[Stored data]
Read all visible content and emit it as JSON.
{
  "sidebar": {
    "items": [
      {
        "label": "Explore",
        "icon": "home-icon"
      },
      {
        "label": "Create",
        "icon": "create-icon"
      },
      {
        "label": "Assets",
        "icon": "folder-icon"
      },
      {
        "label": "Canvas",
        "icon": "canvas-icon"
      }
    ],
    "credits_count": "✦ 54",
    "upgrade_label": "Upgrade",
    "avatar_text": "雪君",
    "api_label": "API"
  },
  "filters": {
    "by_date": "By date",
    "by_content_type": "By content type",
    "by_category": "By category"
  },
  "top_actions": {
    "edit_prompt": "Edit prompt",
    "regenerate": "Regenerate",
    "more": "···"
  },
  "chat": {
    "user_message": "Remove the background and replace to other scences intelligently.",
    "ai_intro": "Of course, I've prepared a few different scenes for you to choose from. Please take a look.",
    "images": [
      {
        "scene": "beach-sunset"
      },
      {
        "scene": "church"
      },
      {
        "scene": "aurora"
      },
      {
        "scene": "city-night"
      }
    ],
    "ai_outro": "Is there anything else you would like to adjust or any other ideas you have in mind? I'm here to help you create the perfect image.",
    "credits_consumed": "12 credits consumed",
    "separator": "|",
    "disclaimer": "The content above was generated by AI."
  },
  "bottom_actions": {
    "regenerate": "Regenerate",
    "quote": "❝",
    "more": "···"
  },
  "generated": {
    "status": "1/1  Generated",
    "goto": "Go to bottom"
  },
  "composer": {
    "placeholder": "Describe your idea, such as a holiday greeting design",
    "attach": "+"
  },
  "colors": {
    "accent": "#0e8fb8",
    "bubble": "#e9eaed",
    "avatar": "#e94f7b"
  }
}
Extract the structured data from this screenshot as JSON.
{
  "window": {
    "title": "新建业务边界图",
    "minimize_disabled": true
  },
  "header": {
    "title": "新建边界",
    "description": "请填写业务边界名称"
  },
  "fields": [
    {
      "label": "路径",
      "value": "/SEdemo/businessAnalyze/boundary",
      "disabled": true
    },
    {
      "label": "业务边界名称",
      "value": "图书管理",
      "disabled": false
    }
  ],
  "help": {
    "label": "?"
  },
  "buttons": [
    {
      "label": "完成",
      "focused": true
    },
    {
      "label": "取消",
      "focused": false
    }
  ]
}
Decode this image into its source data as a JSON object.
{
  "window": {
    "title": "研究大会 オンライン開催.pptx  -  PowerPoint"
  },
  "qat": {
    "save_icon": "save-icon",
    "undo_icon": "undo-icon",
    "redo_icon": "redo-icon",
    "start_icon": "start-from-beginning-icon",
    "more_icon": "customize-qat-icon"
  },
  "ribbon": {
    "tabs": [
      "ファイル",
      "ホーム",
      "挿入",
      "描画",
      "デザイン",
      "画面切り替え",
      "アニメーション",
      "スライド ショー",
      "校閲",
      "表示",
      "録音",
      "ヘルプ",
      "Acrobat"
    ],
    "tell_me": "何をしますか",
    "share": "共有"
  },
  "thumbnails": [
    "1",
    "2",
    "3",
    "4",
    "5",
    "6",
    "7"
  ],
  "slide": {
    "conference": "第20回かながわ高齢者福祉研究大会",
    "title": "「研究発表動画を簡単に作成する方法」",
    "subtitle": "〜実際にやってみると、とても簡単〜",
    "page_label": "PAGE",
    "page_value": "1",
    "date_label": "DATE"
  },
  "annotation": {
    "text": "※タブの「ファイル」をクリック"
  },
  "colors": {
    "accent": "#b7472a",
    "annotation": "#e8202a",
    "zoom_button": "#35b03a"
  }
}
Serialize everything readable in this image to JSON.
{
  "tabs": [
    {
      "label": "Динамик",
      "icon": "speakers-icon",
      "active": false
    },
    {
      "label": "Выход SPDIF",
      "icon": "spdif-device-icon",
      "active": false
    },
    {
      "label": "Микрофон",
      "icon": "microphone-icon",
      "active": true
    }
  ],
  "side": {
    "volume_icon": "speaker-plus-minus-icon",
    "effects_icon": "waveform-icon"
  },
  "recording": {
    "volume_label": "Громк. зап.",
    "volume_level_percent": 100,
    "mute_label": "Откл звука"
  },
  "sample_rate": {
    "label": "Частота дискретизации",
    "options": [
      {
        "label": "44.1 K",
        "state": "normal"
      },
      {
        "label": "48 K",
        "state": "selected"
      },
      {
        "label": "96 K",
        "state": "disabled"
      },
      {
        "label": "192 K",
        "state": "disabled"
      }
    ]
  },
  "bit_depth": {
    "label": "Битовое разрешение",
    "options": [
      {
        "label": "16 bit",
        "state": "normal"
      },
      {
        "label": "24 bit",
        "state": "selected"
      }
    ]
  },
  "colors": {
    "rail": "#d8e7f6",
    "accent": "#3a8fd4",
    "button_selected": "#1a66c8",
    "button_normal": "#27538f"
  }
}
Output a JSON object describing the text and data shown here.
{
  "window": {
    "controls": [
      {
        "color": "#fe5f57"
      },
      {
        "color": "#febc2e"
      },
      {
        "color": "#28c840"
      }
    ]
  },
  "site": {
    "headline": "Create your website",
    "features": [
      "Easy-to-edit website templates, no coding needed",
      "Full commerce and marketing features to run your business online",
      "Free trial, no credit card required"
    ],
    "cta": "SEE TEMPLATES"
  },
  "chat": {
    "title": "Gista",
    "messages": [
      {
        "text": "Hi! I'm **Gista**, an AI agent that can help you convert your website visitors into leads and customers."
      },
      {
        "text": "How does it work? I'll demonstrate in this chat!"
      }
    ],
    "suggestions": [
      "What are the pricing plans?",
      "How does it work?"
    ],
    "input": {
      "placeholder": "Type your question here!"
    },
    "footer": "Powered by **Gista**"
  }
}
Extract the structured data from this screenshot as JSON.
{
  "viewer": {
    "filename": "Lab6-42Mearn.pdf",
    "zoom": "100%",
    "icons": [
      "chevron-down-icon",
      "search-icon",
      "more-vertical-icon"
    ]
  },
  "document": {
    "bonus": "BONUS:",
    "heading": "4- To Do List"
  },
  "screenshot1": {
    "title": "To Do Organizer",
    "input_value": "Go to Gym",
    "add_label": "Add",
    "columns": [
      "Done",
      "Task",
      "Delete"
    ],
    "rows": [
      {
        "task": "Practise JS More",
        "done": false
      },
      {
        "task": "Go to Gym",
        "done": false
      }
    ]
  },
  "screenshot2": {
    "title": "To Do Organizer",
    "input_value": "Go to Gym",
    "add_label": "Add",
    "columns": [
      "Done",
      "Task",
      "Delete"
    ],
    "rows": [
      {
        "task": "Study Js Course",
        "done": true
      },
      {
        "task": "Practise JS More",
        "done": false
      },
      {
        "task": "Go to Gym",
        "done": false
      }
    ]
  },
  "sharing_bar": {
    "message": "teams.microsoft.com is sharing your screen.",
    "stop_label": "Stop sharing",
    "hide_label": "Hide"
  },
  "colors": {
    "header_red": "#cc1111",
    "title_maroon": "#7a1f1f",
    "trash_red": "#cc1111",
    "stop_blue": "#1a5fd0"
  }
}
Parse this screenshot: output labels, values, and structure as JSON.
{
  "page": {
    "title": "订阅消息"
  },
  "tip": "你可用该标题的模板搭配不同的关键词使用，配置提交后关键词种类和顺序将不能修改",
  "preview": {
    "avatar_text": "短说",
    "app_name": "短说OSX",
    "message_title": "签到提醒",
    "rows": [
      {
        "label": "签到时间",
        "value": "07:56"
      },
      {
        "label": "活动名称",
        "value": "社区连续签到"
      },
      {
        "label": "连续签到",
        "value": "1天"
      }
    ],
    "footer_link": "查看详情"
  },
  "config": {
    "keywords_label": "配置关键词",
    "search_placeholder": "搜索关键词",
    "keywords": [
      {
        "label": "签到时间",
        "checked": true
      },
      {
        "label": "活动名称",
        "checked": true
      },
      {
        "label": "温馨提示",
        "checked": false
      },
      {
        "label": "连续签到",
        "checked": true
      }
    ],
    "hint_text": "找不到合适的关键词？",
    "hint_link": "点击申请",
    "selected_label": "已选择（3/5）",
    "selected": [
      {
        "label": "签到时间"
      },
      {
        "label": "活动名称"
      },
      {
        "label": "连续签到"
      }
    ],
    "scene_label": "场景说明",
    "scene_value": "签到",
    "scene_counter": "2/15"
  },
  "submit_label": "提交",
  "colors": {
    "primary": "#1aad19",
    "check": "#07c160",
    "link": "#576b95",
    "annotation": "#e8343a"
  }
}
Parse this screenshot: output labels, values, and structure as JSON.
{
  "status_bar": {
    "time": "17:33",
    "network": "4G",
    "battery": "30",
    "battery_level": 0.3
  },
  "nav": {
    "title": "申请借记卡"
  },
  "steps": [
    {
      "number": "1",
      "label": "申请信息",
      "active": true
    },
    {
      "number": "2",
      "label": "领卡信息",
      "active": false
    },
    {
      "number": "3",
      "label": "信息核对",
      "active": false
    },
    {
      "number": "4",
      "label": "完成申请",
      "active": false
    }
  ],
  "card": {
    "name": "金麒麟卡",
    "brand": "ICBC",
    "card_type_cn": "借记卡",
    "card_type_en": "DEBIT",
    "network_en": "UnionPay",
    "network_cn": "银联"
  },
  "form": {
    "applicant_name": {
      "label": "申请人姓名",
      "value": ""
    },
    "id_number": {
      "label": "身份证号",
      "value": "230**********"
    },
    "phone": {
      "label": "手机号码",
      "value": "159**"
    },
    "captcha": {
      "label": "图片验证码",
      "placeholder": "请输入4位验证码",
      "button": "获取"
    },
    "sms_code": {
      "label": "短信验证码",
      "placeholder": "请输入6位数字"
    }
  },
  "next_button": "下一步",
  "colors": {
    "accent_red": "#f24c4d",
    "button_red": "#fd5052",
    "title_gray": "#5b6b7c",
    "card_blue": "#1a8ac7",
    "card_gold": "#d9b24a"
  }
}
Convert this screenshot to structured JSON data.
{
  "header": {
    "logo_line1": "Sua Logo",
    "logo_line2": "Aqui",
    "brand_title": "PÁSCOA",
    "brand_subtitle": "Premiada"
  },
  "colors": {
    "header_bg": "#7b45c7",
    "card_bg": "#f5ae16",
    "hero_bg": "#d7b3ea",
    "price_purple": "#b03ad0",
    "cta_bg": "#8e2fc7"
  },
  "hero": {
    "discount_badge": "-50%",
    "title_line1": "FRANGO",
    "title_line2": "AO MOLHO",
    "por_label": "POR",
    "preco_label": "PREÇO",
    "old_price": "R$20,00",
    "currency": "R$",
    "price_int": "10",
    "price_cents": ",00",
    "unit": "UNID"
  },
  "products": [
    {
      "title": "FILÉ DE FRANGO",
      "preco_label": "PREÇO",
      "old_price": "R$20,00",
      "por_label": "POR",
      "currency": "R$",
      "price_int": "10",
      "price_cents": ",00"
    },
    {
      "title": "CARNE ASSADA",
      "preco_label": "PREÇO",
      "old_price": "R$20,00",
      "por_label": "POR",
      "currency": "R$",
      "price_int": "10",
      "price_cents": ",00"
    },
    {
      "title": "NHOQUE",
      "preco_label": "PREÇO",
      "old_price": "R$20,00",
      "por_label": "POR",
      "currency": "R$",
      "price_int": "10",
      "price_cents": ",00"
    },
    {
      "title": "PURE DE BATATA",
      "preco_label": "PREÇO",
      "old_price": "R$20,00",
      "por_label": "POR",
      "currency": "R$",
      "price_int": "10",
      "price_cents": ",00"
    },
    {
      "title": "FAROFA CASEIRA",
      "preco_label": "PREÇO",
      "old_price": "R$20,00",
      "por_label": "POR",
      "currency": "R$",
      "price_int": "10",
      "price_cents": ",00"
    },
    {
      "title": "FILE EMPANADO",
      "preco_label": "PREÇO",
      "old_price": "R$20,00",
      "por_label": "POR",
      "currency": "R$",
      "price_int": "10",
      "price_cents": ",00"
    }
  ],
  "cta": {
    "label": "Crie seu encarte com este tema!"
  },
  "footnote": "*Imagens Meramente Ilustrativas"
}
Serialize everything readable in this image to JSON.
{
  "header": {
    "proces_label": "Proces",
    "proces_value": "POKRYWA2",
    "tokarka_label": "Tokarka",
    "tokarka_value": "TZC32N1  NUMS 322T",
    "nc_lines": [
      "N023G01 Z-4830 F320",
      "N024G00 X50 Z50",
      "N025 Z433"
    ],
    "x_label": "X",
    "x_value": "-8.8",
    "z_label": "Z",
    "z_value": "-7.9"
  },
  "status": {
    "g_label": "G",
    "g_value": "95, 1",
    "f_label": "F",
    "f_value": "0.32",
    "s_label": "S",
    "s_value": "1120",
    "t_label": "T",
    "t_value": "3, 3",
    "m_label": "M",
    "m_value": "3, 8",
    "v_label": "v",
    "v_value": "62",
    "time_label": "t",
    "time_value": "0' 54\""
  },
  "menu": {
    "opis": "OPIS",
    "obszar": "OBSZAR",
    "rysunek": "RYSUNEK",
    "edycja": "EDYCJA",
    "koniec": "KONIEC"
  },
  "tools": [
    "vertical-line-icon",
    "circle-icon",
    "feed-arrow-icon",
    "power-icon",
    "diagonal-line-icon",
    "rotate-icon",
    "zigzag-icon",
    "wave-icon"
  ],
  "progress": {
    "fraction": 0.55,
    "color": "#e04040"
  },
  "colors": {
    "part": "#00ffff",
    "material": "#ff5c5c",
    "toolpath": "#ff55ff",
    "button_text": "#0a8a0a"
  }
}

#### [Exercise instructions]
The answer is one number: how many lines of the material above contain "does".

#### [The solution]
2